Exercise directions: Copy out each line of the data that holds the word "scrae".

^^^^^^^^^^^^^^^^

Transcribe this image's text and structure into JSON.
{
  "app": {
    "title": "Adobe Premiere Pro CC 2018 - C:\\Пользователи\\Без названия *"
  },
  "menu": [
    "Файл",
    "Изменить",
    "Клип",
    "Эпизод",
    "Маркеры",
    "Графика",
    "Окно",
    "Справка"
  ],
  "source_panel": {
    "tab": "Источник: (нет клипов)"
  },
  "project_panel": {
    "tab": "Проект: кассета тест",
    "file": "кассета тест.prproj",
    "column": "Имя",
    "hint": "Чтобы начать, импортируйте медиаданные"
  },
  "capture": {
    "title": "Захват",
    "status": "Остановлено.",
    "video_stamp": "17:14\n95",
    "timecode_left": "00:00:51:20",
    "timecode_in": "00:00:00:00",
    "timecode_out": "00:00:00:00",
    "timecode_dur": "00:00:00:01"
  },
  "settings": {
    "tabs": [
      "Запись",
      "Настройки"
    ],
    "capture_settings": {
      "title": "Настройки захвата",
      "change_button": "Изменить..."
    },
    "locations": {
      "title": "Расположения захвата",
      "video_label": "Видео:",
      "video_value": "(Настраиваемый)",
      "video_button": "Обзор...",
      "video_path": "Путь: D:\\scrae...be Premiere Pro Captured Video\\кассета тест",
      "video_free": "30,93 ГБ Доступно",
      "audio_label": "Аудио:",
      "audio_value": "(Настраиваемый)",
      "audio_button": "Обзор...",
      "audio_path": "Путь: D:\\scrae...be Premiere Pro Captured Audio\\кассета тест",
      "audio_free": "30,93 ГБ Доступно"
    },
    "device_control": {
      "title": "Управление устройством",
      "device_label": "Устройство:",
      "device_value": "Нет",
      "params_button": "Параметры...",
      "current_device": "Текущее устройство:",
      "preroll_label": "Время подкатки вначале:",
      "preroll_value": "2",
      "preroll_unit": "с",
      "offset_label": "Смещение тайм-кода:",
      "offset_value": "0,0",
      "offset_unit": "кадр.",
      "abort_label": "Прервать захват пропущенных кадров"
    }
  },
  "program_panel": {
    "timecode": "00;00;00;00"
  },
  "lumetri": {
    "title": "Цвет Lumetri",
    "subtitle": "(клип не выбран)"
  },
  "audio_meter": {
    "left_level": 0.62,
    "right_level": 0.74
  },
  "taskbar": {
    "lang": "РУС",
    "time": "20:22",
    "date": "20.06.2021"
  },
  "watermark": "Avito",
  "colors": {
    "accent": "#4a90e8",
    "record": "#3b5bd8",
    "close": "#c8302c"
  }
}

^^^^^^^^^^^^^^^^

Solved problem:
      "video_path": "Путь: D:\\scrae...be Premiere Pro Captured Video\\кассета тест",
      "audio_path": "Путь: D:\\scrae...be Premiere Pro Captured Audio\\кассета тест",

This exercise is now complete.